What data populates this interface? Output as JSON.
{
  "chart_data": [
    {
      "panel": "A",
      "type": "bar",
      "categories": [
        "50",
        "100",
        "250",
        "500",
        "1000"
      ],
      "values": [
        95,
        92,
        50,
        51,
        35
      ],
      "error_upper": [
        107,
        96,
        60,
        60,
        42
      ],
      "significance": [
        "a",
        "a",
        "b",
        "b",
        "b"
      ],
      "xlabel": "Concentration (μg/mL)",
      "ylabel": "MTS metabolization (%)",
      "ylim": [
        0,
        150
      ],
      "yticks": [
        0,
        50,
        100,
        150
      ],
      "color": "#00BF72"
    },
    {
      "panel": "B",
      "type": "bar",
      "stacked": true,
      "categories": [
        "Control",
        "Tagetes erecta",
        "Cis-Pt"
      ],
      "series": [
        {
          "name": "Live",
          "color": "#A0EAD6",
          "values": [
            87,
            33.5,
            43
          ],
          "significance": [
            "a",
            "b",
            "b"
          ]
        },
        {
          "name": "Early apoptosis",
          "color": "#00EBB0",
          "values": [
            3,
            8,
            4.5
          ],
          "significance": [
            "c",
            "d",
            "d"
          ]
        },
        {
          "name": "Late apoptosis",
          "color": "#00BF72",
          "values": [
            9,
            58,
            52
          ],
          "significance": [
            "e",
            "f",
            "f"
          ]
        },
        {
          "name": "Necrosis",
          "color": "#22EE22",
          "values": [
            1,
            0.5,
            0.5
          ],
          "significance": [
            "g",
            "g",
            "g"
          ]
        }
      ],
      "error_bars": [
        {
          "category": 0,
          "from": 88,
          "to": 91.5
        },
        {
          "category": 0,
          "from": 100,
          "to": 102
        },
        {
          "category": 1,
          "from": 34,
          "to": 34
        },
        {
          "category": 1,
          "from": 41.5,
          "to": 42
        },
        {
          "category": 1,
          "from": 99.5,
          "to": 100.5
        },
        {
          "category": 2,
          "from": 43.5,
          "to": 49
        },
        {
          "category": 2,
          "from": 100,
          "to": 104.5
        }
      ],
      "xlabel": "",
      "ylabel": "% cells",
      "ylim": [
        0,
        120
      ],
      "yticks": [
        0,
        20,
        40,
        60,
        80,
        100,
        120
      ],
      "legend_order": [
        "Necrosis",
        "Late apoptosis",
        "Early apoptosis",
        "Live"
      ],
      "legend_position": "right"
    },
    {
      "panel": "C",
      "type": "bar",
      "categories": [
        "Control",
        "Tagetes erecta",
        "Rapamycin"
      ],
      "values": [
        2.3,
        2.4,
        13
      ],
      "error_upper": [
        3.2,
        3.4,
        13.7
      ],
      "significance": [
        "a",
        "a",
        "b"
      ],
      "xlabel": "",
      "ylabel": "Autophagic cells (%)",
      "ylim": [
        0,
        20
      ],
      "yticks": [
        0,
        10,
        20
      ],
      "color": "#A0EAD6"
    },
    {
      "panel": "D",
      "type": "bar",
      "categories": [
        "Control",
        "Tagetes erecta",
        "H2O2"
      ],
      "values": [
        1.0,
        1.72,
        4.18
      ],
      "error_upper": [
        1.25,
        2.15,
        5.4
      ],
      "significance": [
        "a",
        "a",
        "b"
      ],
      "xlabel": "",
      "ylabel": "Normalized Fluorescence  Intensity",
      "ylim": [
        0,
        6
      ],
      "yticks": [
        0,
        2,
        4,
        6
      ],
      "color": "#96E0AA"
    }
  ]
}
**********
Exercise instructions - In the listing above, find each line with "ylabel" and copy it.

Answer space -
      "ylabel": "MTS metabolization (%)",
      "ylabel": "% cells",
      "ylabel": "Autophagic cells (%)",
      "ylabel": "Normalized Fluorescence  Intensity",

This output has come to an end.